» **Problem description**: Transcribe the material exactly. Images do not belong in the copy.

_ _ _ _ _ _ _

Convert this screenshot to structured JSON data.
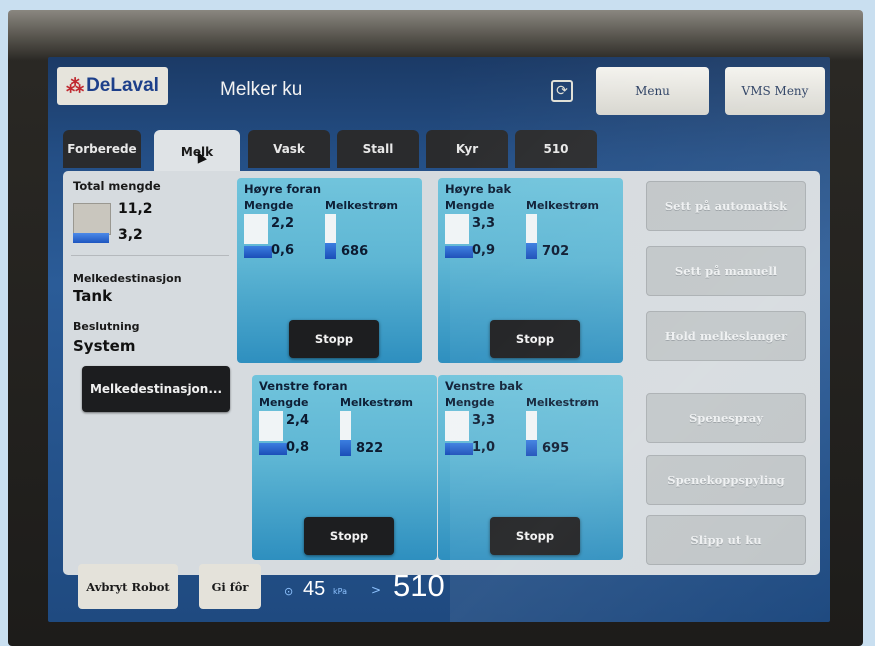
{
  "header": {
    "logo_text": "DeLaval",
    "logo_mark": "⁂",
    "title": "Melker ku",
    "sync_icon": "sync-icon",
    "menu_btn": "Menu",
    "vms_btn": "VMS Meny"
  },
  "tabs": [
    {
      "label": "Forberede"
    },
    {
      "label": "Melk"
    },
    {
      "label": "Vask"
    },
    {
      "label": "Stall"
    },
    {
      "label": "Kyr"
    },
    {
      "label": "510"
    }
  ],
  "left": {
    "total_label": "Total mengde",
    "total_value": "11,2",
    "current_value": "3,2",
    "destination_label": "Melkedestinasjon",
    "destination_value": "Tank",
    "decision_label": "Beslutning",
    "decision_value": "System",
    "destination_btn": "Melkedestinasjon..."
  },
  "quarters": [
    {
      "name": "Høyre foran",
      "amount_label": "Mengde",
      "flow_label": "Melkestrøm",
      "expected": "2,2",
      "actual": "0,6",
      "flow": "686",
      "stop": "Stopp"
    },
    {
      "name": "Høyre bak",
      "amount_label": "Mengde",
      "flow_label": "Melkestrøm",
      "expected": "3,3",
      "actual": "0,9",
      "flow": "702",
      "stop": "Stopp"
    },
    {
      "name": "Venstre foran",
      "amount_label": "Mengde",
      "flow_label": "Melkestrøm",
      "expected": "2,4",
      "actual": "0,8",
      "flow": "822",
      "stop": "Stopp"
    },
    {
      "name": "Venstre bak",
      "amount_label": "Mengde",
      "flow_label": "Melkestrøm",
      "expected": "3,3",
      "actual": "1,0",
      "flow": "695",
      "stop": "Stopp"
    }
  ],
  "right_buttons": [
    {
      "label": "Sett på automatisk"
    },
    {
      "label": "Sett på manuell"
    },
    {
      "label": "Hold melkeslanger"
    },
    {
      "label": "Spenespray"
    },
    {
      "label": "Spenekoppspyling"
    },
    {
      "label": "Slipp ut ku"
    }
  ],
  "bottom": {
    "abort_btn": "Avbryt Robot",
    "feed_btn": "Gi fôr",
    "pressure_value": "45",
    "pressure_unit": "kPa",
    "cow_number": "510"
  },
  "colors": {
    "screen": "#244f86",
    "panel": "#d6dbdf",
    "card": "#5eb6d4",
    "bar": "#1e56c0"
  }
}
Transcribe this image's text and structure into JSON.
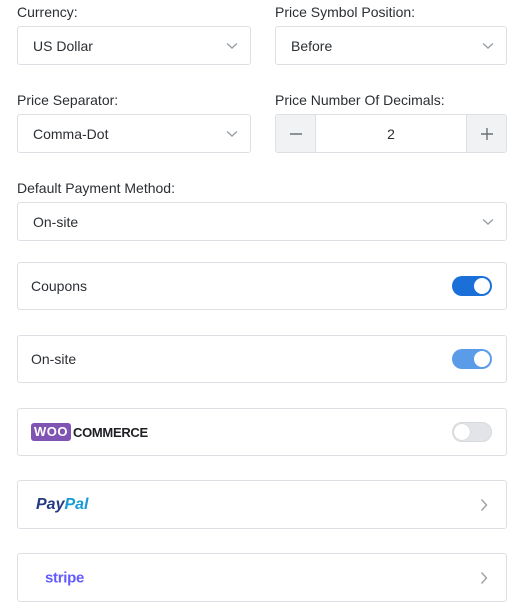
{
  "currency": {
    "label": "Currency:",
    "value": "US Dollar"
  },
  "price_symbol_position": {
    "label": "Price Symbol Position:",
    "value": "Before"
  },
  "price_separator": {
    "label": "Price Separator:",
    "value": "Comma-Dot"
  },
  "price_decimals": {
    "label": "Price Number Of Decimals:",
    "value": "2",
    "decrement_icon": "minus-icon",
    "increment_icon": "plus-icon"
  },
  "default_payment_method": {
    "label": "Default Payment Method:",
    "value": "On-site"
  },
  "cards": {
    "coupons": {
      "label": "Coupons",
      "enabled": true,
      "toggle_color": "#1a6fd8"
    },
    "onsite": {
      "label": "On-site",
      "enabled": true,
      "toggle_color": "#5b9ce8"
    },
    "woocommerce": {
      "logo_woo": "WOO",
      "logo_commerce": "COMMERCE",
      "enabled": false,
      "logo_color": "#7f54b3"
    },
    "paypal": {
      "logo_pay": "Pay",
      "logo_pal": "Pal"
    },
    "stripe": {
      "logo": "stripe",
      "logo_color": "#635bff"
    }
  },
  "colors": {
    "border": "#dcdfe3",
    "toggle_off": "#e2e4e8",
    "text": "#2b2f33"
  }
}
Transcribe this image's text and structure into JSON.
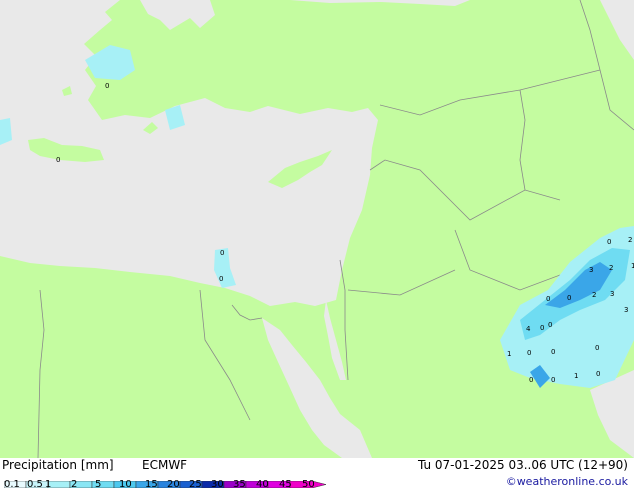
{
  "map": {
    "colors": {
      "land": "#c4fca0",
      "sea": "#e9e9e9",
      "border": "#8a8a8a",
      "precip_light": "#a7f0f6",
      "precip_mid": "#6fdcf2",
      "precip_heavy": "#3aa6e8"
    },
    "labels": [
      {
        "text": "0"
      },
      {
        "text": "0"
      },
      {
        "text": "0"
      },
      {
        "text": "0"
      },
      {
        "text": "0"
      },
      {
        "text": "2"
      },
      {
        "text": "3"
      },
      {
        "text": "1"
      },
      {
        "text": "0"
      },
      {
        "text": "0"
      },
      {
        "text": "2"
      },
      {
        "text": "3"
      },
      {
        "text": "3"
      },
      {
        "text": "2"
      },
      {
        "text": "4"
      },
      {
        "text": "0"
      },
      {
        "text": "0"
      },
      {
        "text": "1"
      },
      {
        "text": "0"
      },
      {
        "text": "0"
      },
      {
        "text": "0"
      },
      {
        "text": "0"
      },
      {
        "text": "1"
      },
      {
        "text": "0"
      },
      {
        "text": "0"
      }
    ]
  },
  "footer": {
    "title": "Precipitation [mm]",
    "model": "ECMWF",
    "datetime": "Tu 07-01-2025 03..06 UTC (12+90)",
    "credit": "©weatheronline.co.uk"
  },
  "scale": {
    "ticks": [
      "0.1",
      "0.5",
      "1",
      "2",
      "5",
      "10",
      "15",
      "20",
      "25",
      "30",
      "35",
      "40",
      "45",
      "50"
    ],
    "colors": [
      "#e8fafe",
      "#c8f4fa",
      "#a7f0f6",
      "#8ae6f4",
      "#6fdcf2",
      "#4cc8ee",
      "#3aa6e8",
      "#2a84de",
      "#1a60d0",
      "#0a2aa8",
      "#9a00c8",
      "#c000d8",
      "#e000e0",
      "#f000c8"
    ]
  }
}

_ _ _ _ _ _ _

» **Answer to the problem**:
Convert this screenshot to structured JSON data.
{
  "header": {
    "logo_text": "DeLaval",
    "logo_mark": "⁂",
    "title": "Melker ku",
    "sync_icon": "sync-icon",
    "menu_btn": "Menu",
    "vms_btn": "VMS Meny"
  },
  "tabs": [
    {
      "label": "Forberede"
    },
    {
      "label": "Melk"
    },
    {
      "label": "Vask"
    },
    {
      "label": "Stall"
    },
    {
      "label": "Kyr"
    },
    {
      "label": "510"
    }
  ],
  "left": {
    "total_label": "Total mengde",
    "total_value": "11,2",
    "current_value": "3,2",
    "destination_label": "Melkedestinasjon",
    "destination_value": "Tank",
    "decision_label": "Beslutning",
    "decision_value": "System",
    "destination_btn": "Melkedestinasjon..."
  },
  "quarters": [
    {
      "name": "Høyre foran",
      "amount_label": "Mengde",
      "flow_label": "Melkestrøm",
      "expected": "2,2",
      "actual": "0,6",
      "flow": "686",
      "stop": "Stopp"
    },
    {
      "name": "Høyre bak",
      "amount_label": "Mengde",
      "flow_label": "Melkestrøm",
      "expected": "3,3",
      "actual": "0,9",
      "flow": "702",
      "stop": "Stopp"
    },
    {
      "name": "Venstre foran",
      "amount_label": "Mengde",
      "flow_label": "Melkestrøm",
      "expected": "2,4",
      "actual": "0,8",
      "flow": "822",
      "stop": "Stopp"
    },
    {
      "name": "Venstre bak",
      "amount_label": "Mengde",
      "flow_label": "Melkestrøm",
      "expected": "3,3",
      "actual": "1,0",
      "flow": "695",
      "stop": "Stopp"
    }
  ],
  "right_buttons": [
    {
      "label": "Sett på automatisk"
    },
    {
      "label": "Sett på manuell"
    },
    {
      "label": "Hold melkeslanger"
    },
    {
      "label": "Spenespray"
    },
    {
      "label": "Spenekoppspyling"
    },
    {
      "label": "Slipp ut ku"
    }
  ],
  "bottom": {
    "abort_btn": "Avbryt Robot",
    "feed_btn": "Gi fôr",
    "pressure_value": "45",
    "pressure_unit": "kPa",
    "cow_number": "510"
  },
  "colors": {
    "screen": "#244f86",
    "panel": "#d6dbdf",
    "card": "#5eb6d4",
    "bar": "#1e56c0"
  }
}
Transcribe this image's text and structure into JSON.
{
  "currency": {
    "label": "Currency:",
    "value": "US Dollar"
  },
  "price_symbol_position": {
    "label": "Price Symbol Position:",
    "value": "Before"
  },
  "price_separator": {
    "label": "Price Separator:",
    "value": "Comma-Dot"
  },
  "price_decimals": {
    "label": "Price Number Of Decimals:",
    "value": "2",
    "decrement_icon": "minus-icon",
    "increment_icon": "plus-icon"
  },
  "default_payment_method": {
    "label": "Default Payment Method:",
    "value": "On-site"
  },
  "cards": {
    "coupons": {
      "label": "Coupons",
      "enabled": true,
      "toggle_color": "#1a6fd8"
    },
    "onsite": {
      "label": "On-site",
      "enabled": true,
      "toggle_color": "#5b9ce8"
    },
    "woocommerce": {
      "logo_woo": "WOO",
      "logo_commerce": "COMMERCE",
      "enabled": false,
      "logo_color": "#7f54b3"
    },
    "paypal": {
      "logo_pay": "Pay",
      "logo_pal": "Pal"
    },
    "stripe": {
      "logo": "stripe",
      "logo_color": "#635bff"
    }
  },
  "colors": {
    "border": "#dcdfe3",
    "toggle_off": "#e2e4e8",
    "text": "#2b2f33"
  }
}
Transcribe this image's text and structure into JSON.
{
  "map": {
    "colors": {
      "land": "#c4fca0",
      "sea": "#e9e9e9",
      "border": "#8a8a8a",
      "precip_light": "#a7f0f6",
      "precip_mid": "#6fdcf2",
      "precip_heavy": "#3aa6e8"
    },
    "labels": [
      {
        "text": "0"
      },
      {
        "text": "0"
      },
      {
        "text": "0"
      },
      {
        "text": "0"
      },
      {
        "text": "0"
      },
      {
        "text": "2"
      },
      {
        "text": "3"
      },
      {
        "text": "1"
      },
      {
        "text": "0"
      },
      {
        "text": "0"
      },
      {
        "text": "2"
      },
      {
        "text": "3"
      },
      {
        "text": "3"
      },
      {
        "text": "2"
      },
      {
        "text": "4"
      },
      {
        "text": "0"
      },
      {
        "text": "0"
      },
      {
        "text": "1"
      },
      {
        "text": "0"
      },
      {
        "text": "0"
      },
      {
        "text": "0"
      },
      {
        "text": "0"
      },
      {
        "text": "1"
      },
      {
        "text": "0"
      },
      {
        "text": "0"
      }
    ]
  },
  "footer": {
    "title": "Precipitation [mm]",
    "model": "ECMWF",
    "datetime": "Tu 07-01-2025 03..06 UTC (12+90)",
    "credit": "©weatheronline.co.uk"
  },
  "scale": {
    "ticks": [
      "0.1",
      "0.5",
      "1",
      "2",
      "5",
      "10",
      "15",
      "20",
      "25",
      "30",
      "35",
      "40",
      "45",
      "50"
    ],
    "colors": [
      "#e8fafe",
      "#c8f4fa",
      "#a7f0f6",
      "#8ae6f4",
      "#6fdcf2",
      "#4cc8ee",
      "#3aa6e8",
      "#2a84de",
      "#1a60d0",
      "#0a2aa8",
      "#9a00c8",
      "#c000d8",
      "#e000e0",
      "#f000c8"
    ]
  }
}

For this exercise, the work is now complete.